EXERCISE TASK: Return all lines where the word "JSON" can be found.

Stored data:
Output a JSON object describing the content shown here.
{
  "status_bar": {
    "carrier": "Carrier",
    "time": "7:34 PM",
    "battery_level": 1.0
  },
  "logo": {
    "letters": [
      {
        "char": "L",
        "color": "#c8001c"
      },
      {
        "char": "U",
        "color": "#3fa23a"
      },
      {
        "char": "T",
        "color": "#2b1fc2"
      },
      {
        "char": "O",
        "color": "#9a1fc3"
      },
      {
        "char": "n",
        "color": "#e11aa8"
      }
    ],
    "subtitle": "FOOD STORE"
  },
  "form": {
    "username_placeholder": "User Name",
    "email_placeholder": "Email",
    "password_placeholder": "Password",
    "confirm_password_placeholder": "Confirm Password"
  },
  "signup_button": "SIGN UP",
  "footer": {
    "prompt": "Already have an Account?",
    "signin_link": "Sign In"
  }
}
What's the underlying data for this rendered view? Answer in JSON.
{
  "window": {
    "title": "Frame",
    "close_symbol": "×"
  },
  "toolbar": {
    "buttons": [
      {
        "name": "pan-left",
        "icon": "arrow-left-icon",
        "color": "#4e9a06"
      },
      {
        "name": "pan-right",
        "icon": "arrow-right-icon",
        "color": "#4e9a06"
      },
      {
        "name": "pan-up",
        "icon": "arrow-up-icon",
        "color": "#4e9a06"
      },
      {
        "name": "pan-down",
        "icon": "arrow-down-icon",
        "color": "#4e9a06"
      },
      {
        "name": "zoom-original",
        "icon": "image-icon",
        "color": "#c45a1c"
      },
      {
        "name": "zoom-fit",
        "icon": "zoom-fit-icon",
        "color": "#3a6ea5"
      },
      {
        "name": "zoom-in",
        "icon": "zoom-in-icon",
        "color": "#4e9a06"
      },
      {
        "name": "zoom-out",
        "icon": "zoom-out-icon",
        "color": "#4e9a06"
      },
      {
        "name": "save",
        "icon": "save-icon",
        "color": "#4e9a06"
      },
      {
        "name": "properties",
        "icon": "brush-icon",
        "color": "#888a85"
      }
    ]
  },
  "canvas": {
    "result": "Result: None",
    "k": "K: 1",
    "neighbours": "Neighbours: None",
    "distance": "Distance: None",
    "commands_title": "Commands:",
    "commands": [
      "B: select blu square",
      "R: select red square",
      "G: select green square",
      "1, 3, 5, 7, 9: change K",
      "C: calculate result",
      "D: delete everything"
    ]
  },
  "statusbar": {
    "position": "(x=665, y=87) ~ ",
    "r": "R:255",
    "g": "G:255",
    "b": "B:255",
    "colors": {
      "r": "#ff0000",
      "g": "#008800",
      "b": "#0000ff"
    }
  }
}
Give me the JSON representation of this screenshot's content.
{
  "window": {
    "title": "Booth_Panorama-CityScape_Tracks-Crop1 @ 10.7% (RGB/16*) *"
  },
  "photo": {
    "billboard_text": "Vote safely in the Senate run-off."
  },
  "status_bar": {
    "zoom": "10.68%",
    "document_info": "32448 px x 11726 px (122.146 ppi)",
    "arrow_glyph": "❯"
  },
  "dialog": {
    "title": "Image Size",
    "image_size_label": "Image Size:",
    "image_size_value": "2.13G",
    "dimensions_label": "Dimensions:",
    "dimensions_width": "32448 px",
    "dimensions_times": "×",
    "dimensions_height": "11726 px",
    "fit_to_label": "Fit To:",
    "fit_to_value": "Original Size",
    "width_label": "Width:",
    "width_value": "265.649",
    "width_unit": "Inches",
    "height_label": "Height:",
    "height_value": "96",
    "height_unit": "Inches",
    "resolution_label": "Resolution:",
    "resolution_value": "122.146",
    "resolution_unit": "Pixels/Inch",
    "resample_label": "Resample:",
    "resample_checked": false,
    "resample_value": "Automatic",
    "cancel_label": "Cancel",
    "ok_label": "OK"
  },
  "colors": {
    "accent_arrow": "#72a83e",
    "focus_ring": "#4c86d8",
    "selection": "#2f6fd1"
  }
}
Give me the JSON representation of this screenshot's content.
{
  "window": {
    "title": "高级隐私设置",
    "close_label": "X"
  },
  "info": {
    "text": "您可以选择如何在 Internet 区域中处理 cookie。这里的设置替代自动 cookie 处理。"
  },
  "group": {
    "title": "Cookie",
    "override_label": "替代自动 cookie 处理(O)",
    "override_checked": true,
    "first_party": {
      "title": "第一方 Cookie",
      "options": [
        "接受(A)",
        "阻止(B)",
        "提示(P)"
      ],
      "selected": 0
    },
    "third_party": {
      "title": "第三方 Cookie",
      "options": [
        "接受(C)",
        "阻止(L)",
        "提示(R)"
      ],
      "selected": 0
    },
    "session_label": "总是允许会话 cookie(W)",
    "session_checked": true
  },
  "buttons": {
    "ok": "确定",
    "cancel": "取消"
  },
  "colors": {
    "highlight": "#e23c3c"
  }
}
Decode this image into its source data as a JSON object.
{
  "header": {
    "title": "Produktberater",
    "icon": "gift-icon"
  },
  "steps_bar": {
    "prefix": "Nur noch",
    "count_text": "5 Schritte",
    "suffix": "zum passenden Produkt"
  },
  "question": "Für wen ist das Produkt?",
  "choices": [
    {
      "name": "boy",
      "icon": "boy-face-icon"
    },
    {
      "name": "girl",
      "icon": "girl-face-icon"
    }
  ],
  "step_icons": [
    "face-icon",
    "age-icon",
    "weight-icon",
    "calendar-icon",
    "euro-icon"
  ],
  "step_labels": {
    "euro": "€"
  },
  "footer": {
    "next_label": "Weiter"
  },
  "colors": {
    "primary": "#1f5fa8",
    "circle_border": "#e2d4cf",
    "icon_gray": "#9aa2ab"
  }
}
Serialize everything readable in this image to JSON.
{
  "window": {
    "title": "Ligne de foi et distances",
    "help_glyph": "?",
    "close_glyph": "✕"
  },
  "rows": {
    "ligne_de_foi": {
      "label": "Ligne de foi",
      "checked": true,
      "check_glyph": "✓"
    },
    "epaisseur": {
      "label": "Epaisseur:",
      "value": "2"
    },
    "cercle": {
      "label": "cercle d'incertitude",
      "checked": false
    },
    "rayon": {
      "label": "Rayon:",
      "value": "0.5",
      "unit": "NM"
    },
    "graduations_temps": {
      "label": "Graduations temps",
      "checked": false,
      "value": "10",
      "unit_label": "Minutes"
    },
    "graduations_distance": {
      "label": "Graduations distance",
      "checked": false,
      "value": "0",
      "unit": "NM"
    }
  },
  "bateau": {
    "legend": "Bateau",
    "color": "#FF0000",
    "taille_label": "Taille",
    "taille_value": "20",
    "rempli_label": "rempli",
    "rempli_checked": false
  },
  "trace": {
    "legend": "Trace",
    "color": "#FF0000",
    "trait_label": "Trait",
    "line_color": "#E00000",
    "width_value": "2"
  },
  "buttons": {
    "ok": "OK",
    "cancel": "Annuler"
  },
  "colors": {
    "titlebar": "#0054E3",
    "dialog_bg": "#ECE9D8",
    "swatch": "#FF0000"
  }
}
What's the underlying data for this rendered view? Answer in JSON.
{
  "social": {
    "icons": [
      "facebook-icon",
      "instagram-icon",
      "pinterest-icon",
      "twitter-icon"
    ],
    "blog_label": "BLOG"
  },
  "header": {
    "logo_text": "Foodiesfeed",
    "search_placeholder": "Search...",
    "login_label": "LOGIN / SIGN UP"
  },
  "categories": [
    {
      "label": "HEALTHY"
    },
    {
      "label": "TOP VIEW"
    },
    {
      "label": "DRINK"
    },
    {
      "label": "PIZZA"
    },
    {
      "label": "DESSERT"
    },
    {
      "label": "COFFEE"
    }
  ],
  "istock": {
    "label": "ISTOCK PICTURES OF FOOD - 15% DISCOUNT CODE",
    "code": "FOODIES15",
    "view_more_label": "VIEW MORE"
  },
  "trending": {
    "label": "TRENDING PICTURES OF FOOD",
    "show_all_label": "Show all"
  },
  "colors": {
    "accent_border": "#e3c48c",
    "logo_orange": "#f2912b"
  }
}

WORKED ANSWER:
Output a JSON object describing the content shown here.
What's the underlying data for this rendered view? Answer in JSON.
Give me the JSON representation of this screenshot's content.
Give me the JSON representation of this screenshot's content.
Decode this image into its source data as a JSON object.
Serialize everything readable in this image to JSON.
What's the underlying data for this rendered view? Answer in JSON.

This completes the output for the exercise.